Data records:

____________________

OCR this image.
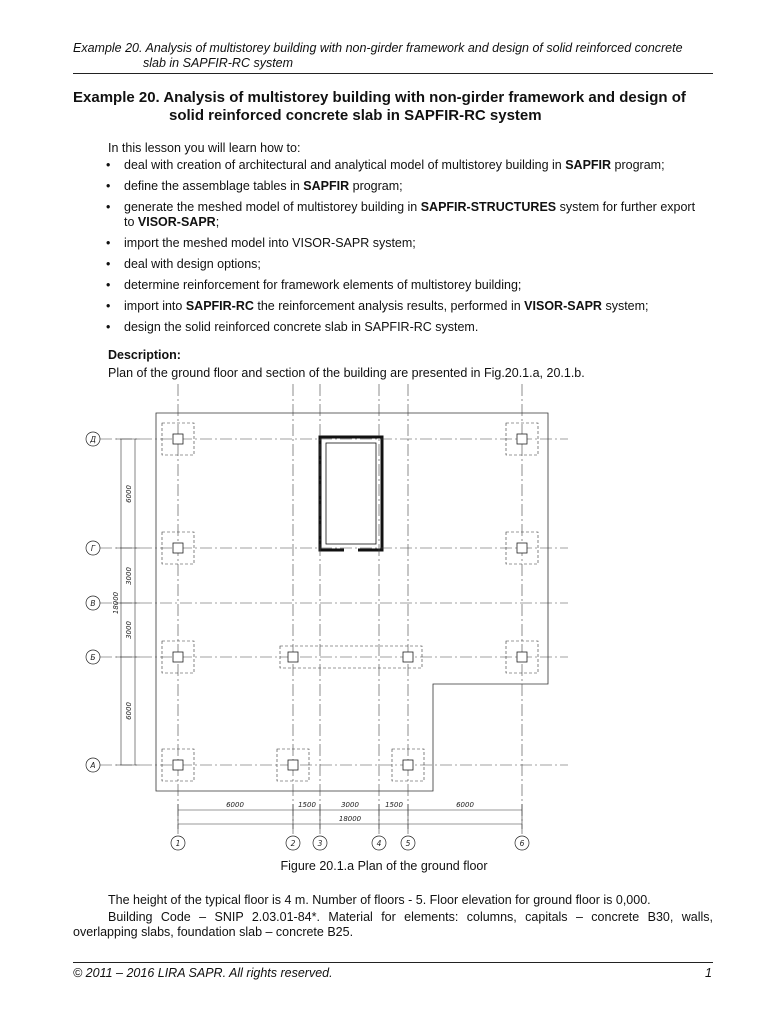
Example 20. Analysis of multistorey building with non-girder framework and design of solid reinforced concrete

slab in SAPFIR-RC system

Example 20. Analysis of multistorey building with non-girder framework and design of
solid reinforced concrete slab in SAPFIR-RC system

In this lesson you will learn how to:

• deal with creation of architectural and analytical model of multistorey building in SAPFIR program;
• define the assemblage tables in SAPFIR program;
• generate the meshed model of multistorey building in SAPFIR-STRUCTURES system for further export
to VISOR-SAPR;
• import the meshed model into VISOR-SAPR system;
• deal with design options;
• determine reinforcement for framework elements of multistorey building;
• import into SAPFIR-RC the reinforcement analysis results, performed in VISOR-SAPR system;
• design the solid reinforced concrete slab in SAPFIR-RC system.

Description:

Plan of the ground floor and section of the building are presented in Fig.20.1.a, 20.1.b.

Д
Г
В
Б
А
1	2	3	4	5	6
6000
3000
3000
6000
18000
6000	1500	3000	1500	6000
18000

Figure 20.1.a Plan of the ground floor

The height of the typical floor is 4 m. Number of floors - 5. Floor elevation for ground floor is 0,000.

Building Code – SNIP 2.03.01-84*. Material for elements: columns, capitals – concrete B30, walls, overlapping slabs, foundation slab – concrete B25.

© 2011 – 2016 LIRA SAPR. All rights reserved.	1
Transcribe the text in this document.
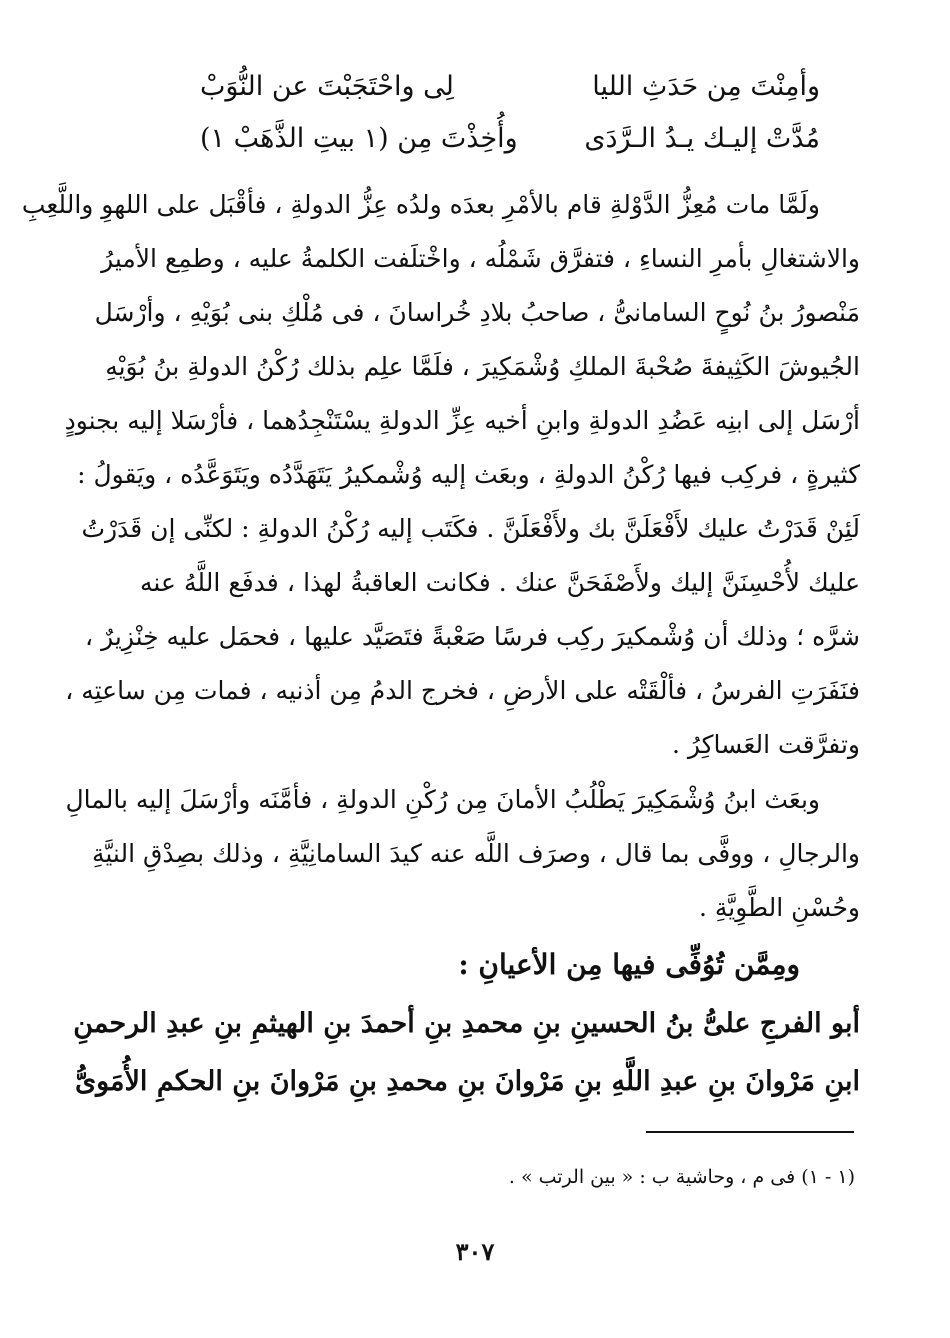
وأمِنْتَ مِن حَدَثِ الليا
لِى واحْتَجَبْتَ عن النُّوَبْ
مُدَّتْ إليـك يـدُ الـرَّدَى
وأُخِذْتَ مِن (١ بيتِ الذَّهَبْ ١)
ولَمَّا مات مُعِزُّ الدَّوْلةِ قام بالأمْرِ بعدَه ولدُه عِزُّ الدولةِ ، فأقْبَل على اللهوِ واللَّعِبِ
والاشتغالِ بأمرِ النساءِ ، فتفرَّق شَمْلُه ، واخْتلَفت الكلمةُ عليه ، وطمِع الأميرُ
مَنْصورُ بنُ نُوحٍ السامانىُّ ، صاحبُ بلادِ خُراسانَ ، فى مُلْكِ بنى بُوَيْهِ ، وأرْسَل
الجُيوشَ الكَثِيفةَ صُحْبةَ الملكِ وُشْمَكِيرَ ، فلَمَّا علِم بذلك رُكْنُ الدولةِ بنُ بُوَيْهِ
أرْسَل إلى ابنِه عَضُدِ الدولةِ وابنِ أخيه عِزِّ الدولةِ يسْتَنْجِدُهما ، فأرْسَلا إليه بجنودٍ
كثيرةٍ ، فركِب فيها رُكْنُ الدولةِ ، وبعَث إليه وُشْمكيرُ يَتَهَدَّدُه ويَتَوَعَّدُه ، ويَقولُ :
لَئِنْ قَدَرْتُ عليك لأَفْعَلَنَّ بك ولأَفْعَلَنَّ . فكَتَب إليه رُكْنُ الدولةِ : لكنِّى إن قَدَرْتُ
عليك لأُحْسِنَنَّ إليك ولأَصْفَحَنَّ عنك . فكانت العاقبةُ لهذا ، فدفَع اللَّهُ عنه
شرَّه ؛ وذلك أن وُشْمكيرَ ركِب فرسًا صَعْبةً فتَصَيَّد عليها ، فحمَل عليه خِنْزِيرٌ ،
فنَفَرَتِ الفرسُ ، فألْقَتْه على الأرضِ ، فخرج الدمُ مِن أذنيه ، فمات مِن ساعتِه ،
وتفرَّقت العَساكِرُ .
وبعَث ابنُ وُشْمَكِيرَ يَطْلُبُ الأمانَ مِن رُكْنِ الدولةِ ، فأمَّنَه وأرْسَلَ إليه بالمالِ
والرجالِ ، ووفَّى بما قال ، وصرَف اللَّه عنه كيدَ السامانِيَّةِ ، وذلك بصِدْقِ النيَّةِ
وحُسْنِ الطَّوِيَّةِ .
ومِمَّن تُوُفِّى فيها مِن الأعيانِ :
أبو الفرجِ علىُّ بنُ الحسينِ بنِ محمدِ بنِ أحمدَ بنِ الهيثمِ بنِ عبدِ الرحمنِ
ابنِ مَرْوانَ بنِ عبدِ اللَّهِ بنِ مَرْوانَ بنِ محمدِ بنِ مَرْوانَ بنِ الحكمِ الأُمَوىُّ
(١ - ١) فى م ، وحاشية ب : « بين الرتب » .
٣٠٧
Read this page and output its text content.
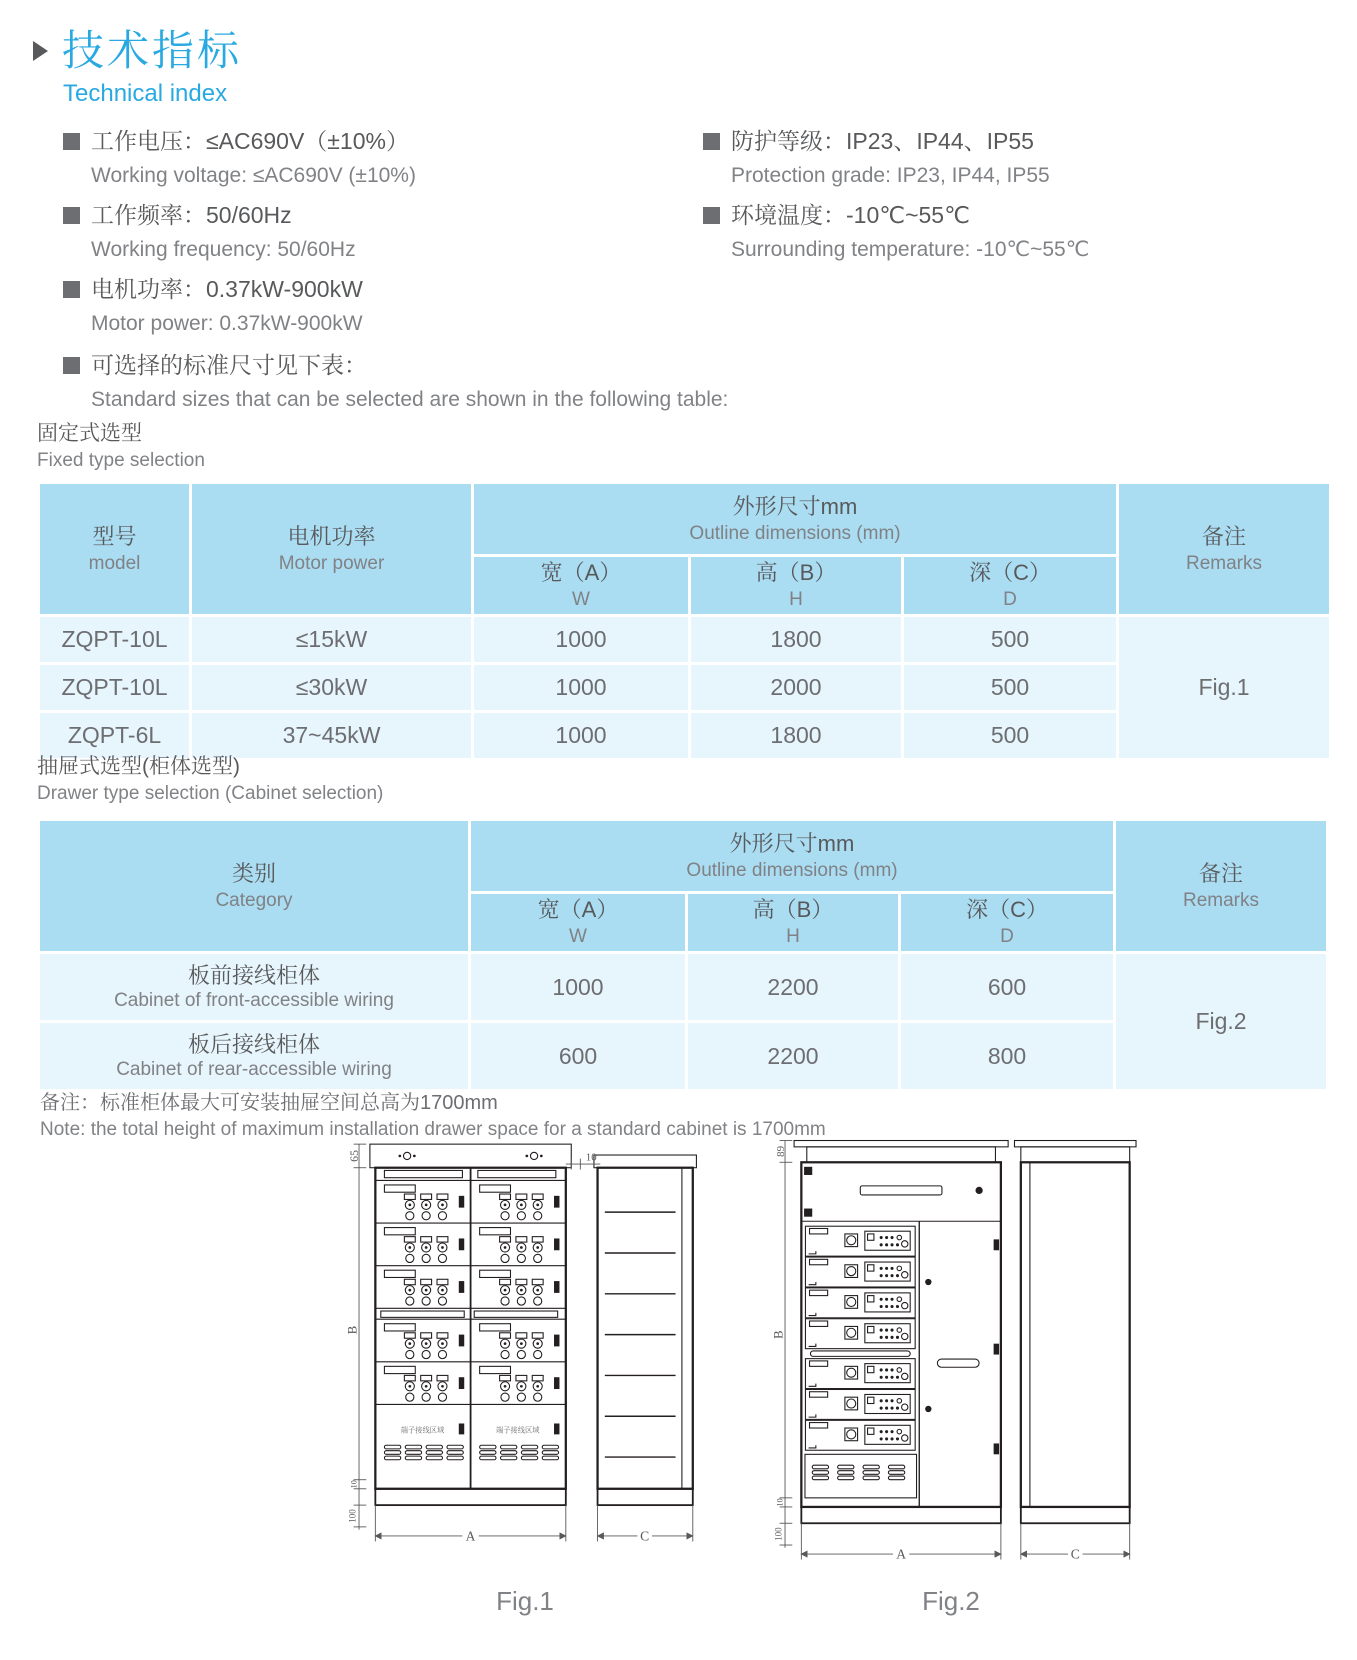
技术指标
Technical index
工作电压：≤AC690V（±10%）
Working voltage: ≤AC690V (±10%)
工作频率：50/60Hz
Working frequency: 50/60Hz
电机功率：0.37kW-900kW
Motor power: 0.37kW-900kW
可选择的标准尺寸见下表：
Standard sizes that can be selected are shown in the following table:
防护等级：IP23、IP44、IP55
Protection grade: IP23, IP44, IP55
环境温度：-10℃~55℃
Surrounding temperature: -10℃~55℃
固定式选型
Fixed type selection
型号
model

电机功率
Motor power

外形尺寸mm
Outline dimensions (mm)	备注
Remarks

宽（A）
W

高（B）
H

深（C）
D

ZQPT-10L	≤15kW	1000	1800	500	Fig.1
ZQPT-10L	≤30kW	1000	2000	500	
ZQPT-6L	37~45kW	1000	1800	500	
抽屉式选型(柜体选型)
Drawer type selection (Cabinet selection)
类别
Category

外形尺寸mm
Outline dimensions (mm)	备注
Remarks

宽（A）
W

高（B）
H

深（C）
D

板前接线柜体
Cabinet of front-accessible wiring	1000	2200	600	Fig.2

板后接线柜体
Cabinet of rear-accessible wiring	600	2200	800	
备注：标准柜体最大可安装抽屉空间总高为1700mm
Note: the total height of maximum installation drawer space for a standard cabinet is 1700mm
65
B
10
100
10
A	C
端子接线区域	端子接线区域
Fig.1
89
B
10
100
A	C
Fig.2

____________________

## [Stated task]
Pictures are to be left out; repeat all the remaining data exactly.

## [Written solution]
OCR this image.
Example 20. Analysis of multistorey building with non-girder framework and design of solid reinforced concrete

slab in SAPFIR-RC system

Example 20. Analysis of multistorey building with non-girder framework and design of
solid reinforced concrete slab in SAPFIR-RC system

In this lesson you will learn how to:

• deal with creation of architectural and analytical model of multistorey building in SAPFIR program;
• define the assemblage tables in SAPFIR program;
• generate the meshed model of multistorey building in SAPFIR-STRUCTURES system for further export
to VISOR-SAPR;
• import the meshed model into VISOR-SAPR system;
• deal with design options;
• determine reinforcement for framework elements of multistorey building;
• import into SAPFIR-RC the reinforcement analysis results, performed in VISOR-SAPR system;
• design the solid reinforced concrete slab in SAPFIR-RC system.

Description:

Plan of the ground floor and section of the building are presented in Fig.20.1.a, 20.1.b.

Д
Г
В
Б
А
1	2	3	4	5	6
6000
3000
3000
6000
18000
6000	1500	3000	1500	6000
18000

Figure 20.1.a Plan of the ground floor

The height of the typical floor is 4 m. Number of floors - 5. Floor elevation for ground floor is 0,000.

Building Code – SNIP 2.03.01-84*. Material for elements: columns, capitals – concrete B30, walls, overlapping slabs, foundation slab – concrete B25.

© 2011 – 2016 LIRA SAPR. All rights reserved.	1
Transcribe the text in this document.
وأمِنْتَ مِن حَدَثِ الليا
لِى واحْتَجَبْتَ عن النُّوَبْ
مُدَّتْ إليـك يـدُ الـرَّدَى
وأُخِذْتَ مِن (١ بيتِ الذَّهَبْ ١)
ولَمَّا مات مُعِزُّ الدَّوْلةِ قام بالأمْرِ بعدَه ولدُه عِزُّ الدولةِ ، فأقْبَل على اللهوِ واللَّعِبِ
والاشتغالِ بأمرِ النساءِ ، فتفرَّق شَمْلُه ، واخْتلَفت الكلمةُ عليه ، وطمِع الأميرُ
مَنْصورُ بنُ نُوحٍ السامانىُّ ، صاحبُ بلادِ خُراسانَ ، فى مُلْكِ بنى بُوَيْهِ ، وأرْسَل
الجُيوشَ الكَثِيفةَ صُحْبةَ الملكِ وُشْمَكِيرَ ، فلَمَّا علِم بذلك رُكْنُ الدولةِ بنُ بُوَيْهِ
أرْسَل إلى ابنِه عَضُدِ الدولةِ وابنِ أخيه عِزِّ الدولةِ يسْتَنْجِدُهما ، فأرْسَلا إليه بجنودٍ
كثيرةٍ ، فركِب فيها رُكْنُ الدولةِ ، وبعَث إليه وُشْمكيرُ يَتَهَدَّدُه ويَتَوَعَّدُه ، ويَقولُ :
لَئِنْ قَدَرْتُ عليك لأَفْعَلَنَّ بك ولأَفْعَلَنَّ . فكَتَب إليه رُكْنُ الدولةِ : لكنِّى إن قَدَرْتُ
عليك لأُحْسِنَنَّ إليك ولأَصْفَحَنَّ عنك . فكانت العاقبةُ لهذا ، فدفَع اللَّهُ عنه
شرَّه ؛ وذلك أن وُشْمكيرَ ركِب فرسًا صَعْبةً فتَصَيَّد عليها ، فحمَل عليه خِنْزِيرٌ ،
فنَفَرَتِ الفرسُ ، فألْقَتْه على الأرضِ ، فخرج الدمُ مِن أذنيه ، فمات مِن ساعتِه ،
وتفرَّقت العَساكِرُ .
وبعَث ابنُ وُشْمَكِيرَ يَطْلُبُ الأمانَ مِن رُكْنِ الدولةِ ، فأمَّنَه وأرْسَلَ إليه بالمالِ
والرجالِ ، ووفَّى بما قال ، وصرَف اللَّه عنه كيدَ السامانِيَّةِ ، وذلك بصِدْقِ النيَّةِ
وحُسْنِ الطَّوِيَّةِ .
ومِمَّن تُوُفِّى فيها مِن الأعيانِ :
أبو الفرجِ علىُّ بنُ الحسينِ بنِ محمدِ بنِ أحمدَ بنِ الهيثمِ بنِ عبدِ الرحمنِ
ابنِ مَرْوانَ بنِ عبدِ اللَّهِ بنِ مَرْوانَ بنِ محمدِ بنِ مَرْوانَ بنِ الحكمِ الأُمَوىُّ
(١ - ١) فى م ، وحاشية ب : « بين الرتب » .
٣٠٧
Read this page and output its text content.
技术指标
Technical index
工作电压：≤AC690V（±10%）
Working voltage: ≤AC690V (±10%)
工作频率：50/60Hz
Working frequency: 50/60Hz
电机功率：0.37kW-900kW
Motor power: 0.37kW-900kW
可选择的标准尺寸见下表：
Standard sizes that can be selected are shown in the following table:
防护等级：IP23、IP44、IP55
Protection grade: IP23, IP44, IP55
环境温度：-10℃~55℃
Surrounding temperature: -10℃~55℃
固定式选型
Fixed type selection
型号
model

电机功率
Motor power

外形尺寸mm
Outline dimensions (mm)	备注
Remarks

宽（A）
W

高（B）
H

深（C）
D

ZQPT-10L	≤15kW	1000	1800	500	Fig.1
ZQPT-10L	≤30kW	1000	2000	500	
ZQPT-6L	37~45kW	1000	1800	500	
抽屉式选型(柜体选型)
Drawer type selection (Cabinet selection)
类别
Category

外形尺寸mm
Outline dimensions (mm)	备注
Remarks

宽（A）
W

高（B）
H

深（C）
D

板前接线柜体
Cabinet of front-accessible wiring	1000	2200	600	Fig.2

板后接线柜体
Cabinet of rear-accessible wiring	600	2200	800	
备注：标准柜体最大可安装抽屉空间总高为1700mm
Note: the total height of maximum installation drawer space for a standard cabinet is 1700mm
65
B
10
100
10
A	C
端子接线区域	端子接线区域
Fig.1
89
B
10
100
A	C
Fig.2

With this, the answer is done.